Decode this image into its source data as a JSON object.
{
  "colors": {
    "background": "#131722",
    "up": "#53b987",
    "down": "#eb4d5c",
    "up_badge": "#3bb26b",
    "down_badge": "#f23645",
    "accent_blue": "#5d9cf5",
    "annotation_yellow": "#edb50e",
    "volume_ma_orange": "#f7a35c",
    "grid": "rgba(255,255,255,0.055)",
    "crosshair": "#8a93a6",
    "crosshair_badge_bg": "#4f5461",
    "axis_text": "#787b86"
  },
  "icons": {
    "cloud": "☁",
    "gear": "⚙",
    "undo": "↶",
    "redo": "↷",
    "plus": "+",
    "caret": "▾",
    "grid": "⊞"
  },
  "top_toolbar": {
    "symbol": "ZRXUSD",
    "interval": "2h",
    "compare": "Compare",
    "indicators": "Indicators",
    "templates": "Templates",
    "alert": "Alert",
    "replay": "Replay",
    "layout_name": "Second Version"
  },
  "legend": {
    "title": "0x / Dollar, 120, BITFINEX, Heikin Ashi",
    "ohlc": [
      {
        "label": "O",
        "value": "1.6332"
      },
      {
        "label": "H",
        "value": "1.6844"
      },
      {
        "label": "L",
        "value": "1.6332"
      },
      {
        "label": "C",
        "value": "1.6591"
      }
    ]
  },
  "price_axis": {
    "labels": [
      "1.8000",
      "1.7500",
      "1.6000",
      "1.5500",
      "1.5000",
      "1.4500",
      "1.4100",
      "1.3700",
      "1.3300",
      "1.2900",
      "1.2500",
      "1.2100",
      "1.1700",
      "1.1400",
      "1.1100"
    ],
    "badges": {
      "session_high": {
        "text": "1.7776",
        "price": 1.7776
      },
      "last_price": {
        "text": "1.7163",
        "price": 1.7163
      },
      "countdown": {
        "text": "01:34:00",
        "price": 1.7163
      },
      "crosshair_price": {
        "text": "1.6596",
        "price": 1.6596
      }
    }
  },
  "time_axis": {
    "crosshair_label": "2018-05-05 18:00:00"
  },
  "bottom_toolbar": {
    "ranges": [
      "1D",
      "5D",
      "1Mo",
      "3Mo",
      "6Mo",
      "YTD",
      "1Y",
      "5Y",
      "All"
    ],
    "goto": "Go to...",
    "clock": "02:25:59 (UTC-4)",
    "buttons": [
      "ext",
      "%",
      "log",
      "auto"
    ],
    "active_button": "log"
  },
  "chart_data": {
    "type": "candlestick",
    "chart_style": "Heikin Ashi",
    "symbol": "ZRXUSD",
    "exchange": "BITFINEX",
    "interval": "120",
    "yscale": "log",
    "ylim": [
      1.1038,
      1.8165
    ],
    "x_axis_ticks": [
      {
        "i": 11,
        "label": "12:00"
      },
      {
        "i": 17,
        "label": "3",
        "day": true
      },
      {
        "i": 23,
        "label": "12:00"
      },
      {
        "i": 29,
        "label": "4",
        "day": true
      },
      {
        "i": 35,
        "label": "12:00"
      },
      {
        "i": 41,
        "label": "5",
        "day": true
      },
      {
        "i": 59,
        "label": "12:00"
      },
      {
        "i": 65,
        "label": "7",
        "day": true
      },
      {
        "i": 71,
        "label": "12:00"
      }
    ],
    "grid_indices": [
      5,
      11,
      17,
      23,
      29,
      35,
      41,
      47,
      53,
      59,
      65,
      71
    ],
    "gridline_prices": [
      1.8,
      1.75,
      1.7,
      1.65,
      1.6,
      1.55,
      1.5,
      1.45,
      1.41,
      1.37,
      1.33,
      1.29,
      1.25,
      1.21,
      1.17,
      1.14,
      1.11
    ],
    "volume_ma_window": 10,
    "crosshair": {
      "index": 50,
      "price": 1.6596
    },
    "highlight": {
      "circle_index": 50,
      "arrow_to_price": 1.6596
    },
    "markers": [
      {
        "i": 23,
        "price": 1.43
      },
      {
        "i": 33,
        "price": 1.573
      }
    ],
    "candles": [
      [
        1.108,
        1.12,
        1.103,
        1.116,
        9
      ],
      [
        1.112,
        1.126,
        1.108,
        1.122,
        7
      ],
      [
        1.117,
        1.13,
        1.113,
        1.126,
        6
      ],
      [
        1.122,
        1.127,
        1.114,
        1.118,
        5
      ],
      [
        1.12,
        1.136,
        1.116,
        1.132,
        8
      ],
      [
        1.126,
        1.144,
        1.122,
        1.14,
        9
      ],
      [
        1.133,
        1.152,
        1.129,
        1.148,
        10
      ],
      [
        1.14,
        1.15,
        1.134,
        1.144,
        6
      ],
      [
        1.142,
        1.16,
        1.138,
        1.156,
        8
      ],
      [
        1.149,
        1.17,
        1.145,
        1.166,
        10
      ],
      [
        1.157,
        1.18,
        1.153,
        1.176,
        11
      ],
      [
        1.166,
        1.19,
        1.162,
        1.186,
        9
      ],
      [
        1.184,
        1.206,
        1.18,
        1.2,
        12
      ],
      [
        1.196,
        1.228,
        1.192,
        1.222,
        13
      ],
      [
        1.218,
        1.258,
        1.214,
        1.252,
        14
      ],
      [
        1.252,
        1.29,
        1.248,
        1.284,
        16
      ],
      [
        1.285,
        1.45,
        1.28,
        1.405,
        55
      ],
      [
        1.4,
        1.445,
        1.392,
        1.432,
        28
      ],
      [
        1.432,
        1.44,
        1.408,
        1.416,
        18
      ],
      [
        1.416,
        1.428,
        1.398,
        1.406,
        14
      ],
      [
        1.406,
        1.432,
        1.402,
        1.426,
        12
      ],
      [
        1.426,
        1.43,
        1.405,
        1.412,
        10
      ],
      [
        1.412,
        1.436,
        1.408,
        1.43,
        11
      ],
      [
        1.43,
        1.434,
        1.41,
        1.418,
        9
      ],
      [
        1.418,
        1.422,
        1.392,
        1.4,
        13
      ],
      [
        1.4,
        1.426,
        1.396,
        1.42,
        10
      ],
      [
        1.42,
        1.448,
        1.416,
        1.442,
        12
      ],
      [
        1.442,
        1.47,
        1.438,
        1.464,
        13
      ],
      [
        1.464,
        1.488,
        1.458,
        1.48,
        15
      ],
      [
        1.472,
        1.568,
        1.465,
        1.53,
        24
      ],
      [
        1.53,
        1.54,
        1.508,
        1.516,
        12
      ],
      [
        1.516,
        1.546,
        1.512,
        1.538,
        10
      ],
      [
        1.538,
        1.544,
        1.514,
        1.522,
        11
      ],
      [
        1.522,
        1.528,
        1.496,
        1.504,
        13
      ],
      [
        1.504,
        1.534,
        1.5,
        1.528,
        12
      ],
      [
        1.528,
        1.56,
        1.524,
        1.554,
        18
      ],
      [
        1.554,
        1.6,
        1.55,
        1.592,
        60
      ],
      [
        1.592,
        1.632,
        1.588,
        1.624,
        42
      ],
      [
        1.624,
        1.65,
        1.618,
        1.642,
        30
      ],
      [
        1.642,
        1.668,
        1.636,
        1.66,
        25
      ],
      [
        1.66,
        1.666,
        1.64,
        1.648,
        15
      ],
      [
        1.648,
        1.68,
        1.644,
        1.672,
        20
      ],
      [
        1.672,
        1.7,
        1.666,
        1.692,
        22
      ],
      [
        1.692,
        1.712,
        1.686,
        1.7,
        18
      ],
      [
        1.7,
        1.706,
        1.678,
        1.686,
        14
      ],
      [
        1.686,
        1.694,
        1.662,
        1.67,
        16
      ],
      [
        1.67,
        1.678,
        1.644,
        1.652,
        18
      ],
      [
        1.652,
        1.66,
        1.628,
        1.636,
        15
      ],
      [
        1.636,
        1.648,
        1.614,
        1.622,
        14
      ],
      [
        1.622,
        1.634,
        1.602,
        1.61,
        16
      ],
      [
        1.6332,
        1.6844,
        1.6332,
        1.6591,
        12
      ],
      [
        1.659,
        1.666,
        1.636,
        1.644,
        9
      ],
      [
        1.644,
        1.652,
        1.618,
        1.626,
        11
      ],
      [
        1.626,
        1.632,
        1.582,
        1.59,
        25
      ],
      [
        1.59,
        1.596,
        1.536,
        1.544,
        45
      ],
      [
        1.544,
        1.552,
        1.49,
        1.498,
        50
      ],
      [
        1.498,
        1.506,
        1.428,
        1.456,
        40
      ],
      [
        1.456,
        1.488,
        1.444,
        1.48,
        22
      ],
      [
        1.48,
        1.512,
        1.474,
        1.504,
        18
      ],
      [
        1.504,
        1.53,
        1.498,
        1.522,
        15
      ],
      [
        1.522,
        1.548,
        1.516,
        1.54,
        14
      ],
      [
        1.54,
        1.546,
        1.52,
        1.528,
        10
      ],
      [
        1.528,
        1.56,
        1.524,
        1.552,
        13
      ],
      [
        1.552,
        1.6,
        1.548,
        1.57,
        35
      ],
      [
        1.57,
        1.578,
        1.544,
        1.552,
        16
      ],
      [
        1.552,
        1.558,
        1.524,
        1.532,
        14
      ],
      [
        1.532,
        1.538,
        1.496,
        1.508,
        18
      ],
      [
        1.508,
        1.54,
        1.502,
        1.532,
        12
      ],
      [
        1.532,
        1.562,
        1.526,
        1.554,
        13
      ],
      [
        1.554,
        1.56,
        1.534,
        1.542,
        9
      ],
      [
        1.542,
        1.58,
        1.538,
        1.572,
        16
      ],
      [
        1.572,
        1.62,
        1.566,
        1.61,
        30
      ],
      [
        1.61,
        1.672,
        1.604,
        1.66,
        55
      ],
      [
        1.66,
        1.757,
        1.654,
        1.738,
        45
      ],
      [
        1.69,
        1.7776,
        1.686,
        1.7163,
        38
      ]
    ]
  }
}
***
Exercise requirements:
Across the entries, how many lines contain "BITFINEX"? Reply with the number only.

Complete answer:
2